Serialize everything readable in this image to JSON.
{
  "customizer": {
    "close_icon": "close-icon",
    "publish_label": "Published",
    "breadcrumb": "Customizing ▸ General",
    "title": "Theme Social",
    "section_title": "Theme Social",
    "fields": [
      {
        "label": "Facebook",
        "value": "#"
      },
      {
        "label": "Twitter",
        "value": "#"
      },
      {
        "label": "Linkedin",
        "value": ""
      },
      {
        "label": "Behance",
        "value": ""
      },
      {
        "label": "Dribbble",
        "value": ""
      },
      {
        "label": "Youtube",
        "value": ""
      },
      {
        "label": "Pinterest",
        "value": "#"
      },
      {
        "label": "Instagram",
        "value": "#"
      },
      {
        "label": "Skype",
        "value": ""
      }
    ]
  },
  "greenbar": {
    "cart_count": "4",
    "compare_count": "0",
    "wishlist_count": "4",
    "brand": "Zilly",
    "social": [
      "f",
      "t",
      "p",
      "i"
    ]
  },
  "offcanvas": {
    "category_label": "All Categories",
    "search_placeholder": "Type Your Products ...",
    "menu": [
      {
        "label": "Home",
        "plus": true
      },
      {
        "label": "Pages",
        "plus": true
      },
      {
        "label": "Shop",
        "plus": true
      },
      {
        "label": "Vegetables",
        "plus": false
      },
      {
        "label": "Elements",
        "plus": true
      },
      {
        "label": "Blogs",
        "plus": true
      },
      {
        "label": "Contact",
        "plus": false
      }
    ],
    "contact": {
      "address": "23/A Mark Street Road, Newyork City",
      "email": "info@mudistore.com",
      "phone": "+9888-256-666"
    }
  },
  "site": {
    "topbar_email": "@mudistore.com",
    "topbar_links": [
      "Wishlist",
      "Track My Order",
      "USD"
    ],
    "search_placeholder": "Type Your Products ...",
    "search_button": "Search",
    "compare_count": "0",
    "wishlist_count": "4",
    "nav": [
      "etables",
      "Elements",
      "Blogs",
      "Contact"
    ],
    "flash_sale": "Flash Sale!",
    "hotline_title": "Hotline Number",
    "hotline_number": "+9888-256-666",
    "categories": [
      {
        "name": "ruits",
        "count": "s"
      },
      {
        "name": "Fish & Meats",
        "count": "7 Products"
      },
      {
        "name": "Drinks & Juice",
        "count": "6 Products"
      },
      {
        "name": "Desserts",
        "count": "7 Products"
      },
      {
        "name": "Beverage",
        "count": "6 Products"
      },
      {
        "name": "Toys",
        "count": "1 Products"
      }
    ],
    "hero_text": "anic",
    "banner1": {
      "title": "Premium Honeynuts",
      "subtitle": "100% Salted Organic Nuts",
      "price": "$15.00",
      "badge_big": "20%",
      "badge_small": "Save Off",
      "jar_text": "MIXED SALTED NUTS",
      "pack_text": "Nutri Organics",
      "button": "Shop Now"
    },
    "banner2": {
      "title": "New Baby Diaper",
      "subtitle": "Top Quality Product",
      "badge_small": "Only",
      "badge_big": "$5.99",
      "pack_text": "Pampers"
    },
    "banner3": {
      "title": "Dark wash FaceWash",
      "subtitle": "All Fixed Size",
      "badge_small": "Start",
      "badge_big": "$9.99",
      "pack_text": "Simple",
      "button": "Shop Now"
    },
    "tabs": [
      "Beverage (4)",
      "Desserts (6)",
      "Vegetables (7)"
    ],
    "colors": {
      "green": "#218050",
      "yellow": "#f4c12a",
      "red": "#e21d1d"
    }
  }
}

• What you need to do:
Restate the data above word for word.

• Full output:
Serialize everything readable in this image to JSON.
{
  "customizer": {
    "close_icon": "close-icon",
    "publish_label": "Published",
    "breadcrumb": "Customizing ▸ General",
    "title": "Theme Social",
    "section_title": "Theme Social",
    "fields": [
      {
        "label": "Facebook",
        "value": "#"
      },
      {
        "label": "Twitter",
        "value": "#"
      },
      {
        "label": "Linkedin",
        "value": ""
      },
      {
        "label": "Behance",
        "value": ""
      },
      {
        "label": "Dribbble",
        "value": ""
      },
      {
        "label": "Youtube",
        "value": ""
      },
      {
        "label": "Pinterest",
        "value": "#"
      },
      {
        "label": "Instagram",
        "value": "#"
      },
      {
        "label": "Skype",
        "value": ""
      }
    ]
  },
  "greenbar": {
    "cart_count": "4",
    "compare_count": "0",
    "wishlist_count": "4",
    "brand": "Zilly",
    "social": [
      "f",
      "t",
      "p",
      "i"
    ]
  },
  "offcanvas": {
    "category_label": "All Categories",
    "search_placeholder": "Type Your Products ...",
    "menu": [
      {
        "label": "Home",
        "plus": true
      },
      {
        "label": "Pages",
        "plus": true
      },
      {
        "label": "Shop",
        "plus": true
      },
      {
        "label": "Vegetables",
        "plus": false
      },
      {
        "label": "Elements",
        "plus": true
      },
      {
        "label": "Blogs",
        "plus": true
      },
      {
        "label": "Contact",
        "plus": false
      }
    ],
    "contact": {
      "address": "23/A Mark Street Road, Newyork City",
      "email": "info@mudistore.com",
      "phone": "+9888-256-666"
    }
  },
  "site": {
    "topbar_email": "@mudistore.com",
    "topbar_links": [
      "Wishlist",
      "Track My Order",
      "USD"
    ],
    "search_placeholder": "Type Your Products ...",
    "search_button": "Search",
    "compare_count": "0",
    "wishlist_count": "4",
    "nav": [
      "etables",
      "Elements",
      "Blogs",
      "Contact"
    ],
    "flash_sale": "Flash Sale!",
    "hotline_title": "Hotline Number",
    "hotline_number": "+9888-256-666",
    "categories": [
      {
        "name": "ruits",
        "count": "s"
      },
      {
        "name": "Fish & Meats",
        "count": "7 Products"
      },
      {
        "name": "Drinks & Juice",
        "count": "6 Products"
      },
      {
        "name": "Desserts",
        "count": "7 Products"
      },
      {
        "name": "Beverage",
        "count": "6 Products"
      },
      {
        "name": "Toys",
        "count": "1 Products"
      }
    ],
    "hero_text": "anic",
    "banner1": {
      "title": "Premium Honeynuts",
      "subtitle": "100% Salted Organic Nuts",
      "price": "$15.00",
      "badge_big": "20%",
      "badge_small": "Save Off",
      "jar_text": "MIXED SALTED NUTS",
      "pack_text": "Nutri Organics",
      "button": "Shop Now"
    },
    "banner2": {
      "title": "New Baby Diaper",
      "subtitle": "Top Quality Product",
      "badge_small": "Only",
      "badge_big": "$5.99",
      "pack_text": "Pampers"
    },
    "banner3": {
      "title": "Dark wash FaceWash",
      "subtitle": "All Fixed Size",
      "badge_small": "Start",
      "badge_big": "$9.99",
      "pack_text": "Simple",
      "button": "Shop Now"
    },
    "tabs": [
      "Beverage (4)",
      "Desserts (6)",
      "Vegetables (7)"
    ],
    "colors": {
      "green": "#218050",
      "yellow": "#f4c12a",
      "red": "#e21d1d"
    }
  }
}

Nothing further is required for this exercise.